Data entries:
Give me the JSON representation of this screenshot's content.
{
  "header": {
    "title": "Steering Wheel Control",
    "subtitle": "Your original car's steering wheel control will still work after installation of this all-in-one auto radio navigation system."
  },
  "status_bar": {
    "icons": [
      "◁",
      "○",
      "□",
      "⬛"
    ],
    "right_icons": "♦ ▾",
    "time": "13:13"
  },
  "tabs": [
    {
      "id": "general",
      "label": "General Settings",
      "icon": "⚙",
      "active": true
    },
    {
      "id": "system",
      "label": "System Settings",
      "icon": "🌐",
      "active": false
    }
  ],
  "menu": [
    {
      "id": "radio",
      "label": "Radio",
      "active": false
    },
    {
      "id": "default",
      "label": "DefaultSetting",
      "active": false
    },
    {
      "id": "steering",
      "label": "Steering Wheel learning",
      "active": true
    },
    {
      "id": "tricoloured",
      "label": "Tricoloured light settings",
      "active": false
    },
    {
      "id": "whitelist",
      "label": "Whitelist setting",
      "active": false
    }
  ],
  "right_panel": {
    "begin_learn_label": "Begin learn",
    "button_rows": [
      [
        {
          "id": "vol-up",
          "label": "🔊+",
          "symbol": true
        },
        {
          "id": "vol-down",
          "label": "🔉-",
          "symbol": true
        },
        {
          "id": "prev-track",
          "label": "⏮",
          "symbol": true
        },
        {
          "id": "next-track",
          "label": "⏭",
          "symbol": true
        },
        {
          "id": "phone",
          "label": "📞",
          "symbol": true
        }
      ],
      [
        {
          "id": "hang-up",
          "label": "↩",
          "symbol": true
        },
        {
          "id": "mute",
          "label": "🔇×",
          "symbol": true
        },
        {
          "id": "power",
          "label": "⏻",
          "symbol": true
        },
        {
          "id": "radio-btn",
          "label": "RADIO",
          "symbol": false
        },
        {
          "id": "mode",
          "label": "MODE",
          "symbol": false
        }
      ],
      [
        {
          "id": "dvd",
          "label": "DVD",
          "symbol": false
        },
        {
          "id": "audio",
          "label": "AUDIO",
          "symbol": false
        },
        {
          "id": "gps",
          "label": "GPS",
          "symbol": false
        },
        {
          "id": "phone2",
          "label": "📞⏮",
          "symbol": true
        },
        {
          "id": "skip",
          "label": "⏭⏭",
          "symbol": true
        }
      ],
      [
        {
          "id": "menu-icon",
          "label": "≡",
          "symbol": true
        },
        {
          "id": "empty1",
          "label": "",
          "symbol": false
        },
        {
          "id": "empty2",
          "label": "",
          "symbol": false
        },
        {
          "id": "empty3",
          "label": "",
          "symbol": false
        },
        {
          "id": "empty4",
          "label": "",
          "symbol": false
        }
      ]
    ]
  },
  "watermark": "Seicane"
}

* Given problem: Retype all of the data shown above, word for word.

* Solution for this exercise:
Give me the JSON representation of this screenshot's content.
{
  "header": {
    "title": "Steering Wheel Control",
    "subtitle": "Your original car's steering wheel control will still work after installation of this all-in-one auto radio navigation system."
  },
  "status_bar": {
    "icons": [
      "◁",
      "○",
      "□",
      "⬛"
    ],
    "right_icons": "♦ ▾",
    "time": "13:13"
  },
  "tabs": [
    {
      "id": "general",
      "label": "General Settings",
      "icon": "⚙",
      "active": true
    },
    {
      "id": "system",
      "label": "System Settings",
      "icon": "🌐",
      "active": false
    }
  ],
  "menu": [
    {
      "id": "radio",
      "label": "Radio",
      "active": false
    },
    {
      "id": "default",
      "label": "DefaultSetting",
      "active": false
    },
    {
      "id": "steering",
      "label": "Steering Wheel learning",
      "active": true
    },
    {
      "id": "tricoloured",
      "label": "Tricoloured light settings",
      "active": false
    },
    {
      "id": "whitelist",
      "label": "Whitelist setting",
      "active": false
    }
  ],
  "right_panel": {
    "begin_learn_label": "Begin learn",
    "button_rows": [
      [
        {
          "id": "vol-up",
          "label": "🔊+",
          "symbol": true
        },
        {
          "id": "vol-down",
          "label": "🔉-",
          "symbol": true
        },
        {
          "id": "prev-track",
          "label": "⏮",
          "symbol": true
        },
        {
          "id": "next-track",
          "label": "⏭",
          "symbol": true
        },
        {
          "id": "phone",
          "label": "📞",
          "symbol": true
        }
      ],
      [
        {
          "id": "hang-up",
          "label": "↩",
          "symbol": true
        },
        {
          "id": "mute",
          "label": "🔇×",
          "symbol": true
        },
        {
          "id": "power",
          "label": "⏻",
          "symbol": true
        },
        {
          "id": "radio-btn",
          "label": "RADIO",
          "symbol": false
        },
        {
          "id": "mode",
          "label": "MODE",
          "symbol": false
        }
      ],
      [
        {
          "id": "dvd",
          "label": "DVD",
          "symbol": false
        },
        {
          "id": "audio",
          "label": "AUDIO",
          "symbol": false
        },
        {
          "id": "gps",
          "label": "GPS",
          "symbol": false
        },
        {
          "id": "phone2",
          "label": "📞⏮",
          "symbol": true
        },
        {
          "id": "skip",
          "label": "⏭⏭",
          "symbol": true
        }
      ],
      [
        {
          "id": "menu-icon",
          "label": "≡",
          "symbol": true
        },
        {
          "id": "empty1",
          "label": "",
          "symbol": false
        },
        {
          "id": "empty2",
          "label": "",
          "symbol": false
        },
        {
          "id": "empty3",
          "label": "",
          "symbol": false
        },
        {
          "id": "empty4",
          "label": "",
          "symbol": false
        }
      ]
    ]
  },
  "watermark": "Seicane"
}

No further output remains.